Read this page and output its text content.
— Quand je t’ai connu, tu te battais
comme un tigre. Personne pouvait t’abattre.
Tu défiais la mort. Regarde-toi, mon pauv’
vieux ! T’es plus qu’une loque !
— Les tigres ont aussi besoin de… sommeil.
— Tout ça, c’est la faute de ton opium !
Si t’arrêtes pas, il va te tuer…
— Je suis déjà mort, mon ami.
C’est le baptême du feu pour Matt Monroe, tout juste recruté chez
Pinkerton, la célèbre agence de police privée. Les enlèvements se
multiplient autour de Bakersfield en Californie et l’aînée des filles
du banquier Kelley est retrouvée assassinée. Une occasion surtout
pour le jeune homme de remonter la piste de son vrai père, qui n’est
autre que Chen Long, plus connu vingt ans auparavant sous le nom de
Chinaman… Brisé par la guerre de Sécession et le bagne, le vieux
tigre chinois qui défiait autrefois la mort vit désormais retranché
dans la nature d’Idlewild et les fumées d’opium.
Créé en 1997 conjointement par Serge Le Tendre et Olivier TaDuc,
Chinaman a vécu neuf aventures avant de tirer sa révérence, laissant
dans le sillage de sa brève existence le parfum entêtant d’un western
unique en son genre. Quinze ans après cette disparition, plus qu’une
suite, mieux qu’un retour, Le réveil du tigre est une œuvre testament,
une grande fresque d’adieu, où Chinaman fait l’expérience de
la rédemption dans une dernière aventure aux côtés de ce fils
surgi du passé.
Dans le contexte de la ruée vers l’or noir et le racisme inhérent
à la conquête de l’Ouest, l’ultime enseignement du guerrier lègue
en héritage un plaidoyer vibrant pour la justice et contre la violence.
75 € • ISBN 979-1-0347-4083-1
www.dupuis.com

• Exercise directions
Restate each of the entries above verbatim.

• Response for this exercise
Read this page and output its text content.
— Quand je t’ai connu, tu te battais
comme un tigre. Personne pouvait t’abattre.
Tu défiais la mort. Regarde-toi, mon pauv’
vieux ! T’es plus qu’une loque !
— Les tigres ont aussi besoin de… sommeil.
— Tout ça, c’est la faute de ton opium !
Si t’arrêtes pas, il va te tuer…
— Je suis déjà mort, mon ami.
C’est le baptême du feu pour Matt Monroe, tout juste recruté chez
Pinkerton, la célèbre agence de police privée. Les enlèvements se
multiplient autour de Bakersfield en Californie et l’aînée des filles
du banquier Kelley est retrouvée assassinée. Une occasion surtout
pour le jeune homme de remonter la piste de son vrai père, qui n’est
autre que Chen Long, plus connu vingt ans auparavant sous le nom de
Chinaman… Brisé par la guerre de Sécession et le bagne, le vieux
tigre chinois qui défiait autrefois la mort vit désormais retranché
dans la nature d’Idlewild et les fumées d’opium.
Créé en 1997 conjointement par Serge Le Tendre et Olivier TaDuc,
Chinaman a vécu neuf aventures avant de tirer sa révérence, laissant
dans le sillage de sa brève existence le parfum entêtant d’un western
unique en son genre. Quinze ans après cette disparition, plus qu’une
suite, mieux qu’un retour, Le réveil du tigre est une œuvre testament,
une grande fresque d’adieu, où Chinaman fait l’expérience de
la rédemption dans une dernière aventure aux côtés de ce fils
surgi du passé.
Dans le contexte de la ruée vers l’or noir et le racisme inhérent
à la conquête de l’Ouest, l’ultime enseignement du guerrier lègue
en héritage un plaidoyer vibrant pour la justice et contre la violence.
75 € • ISBN 979-1-0347-4083-1
www.dupuis.com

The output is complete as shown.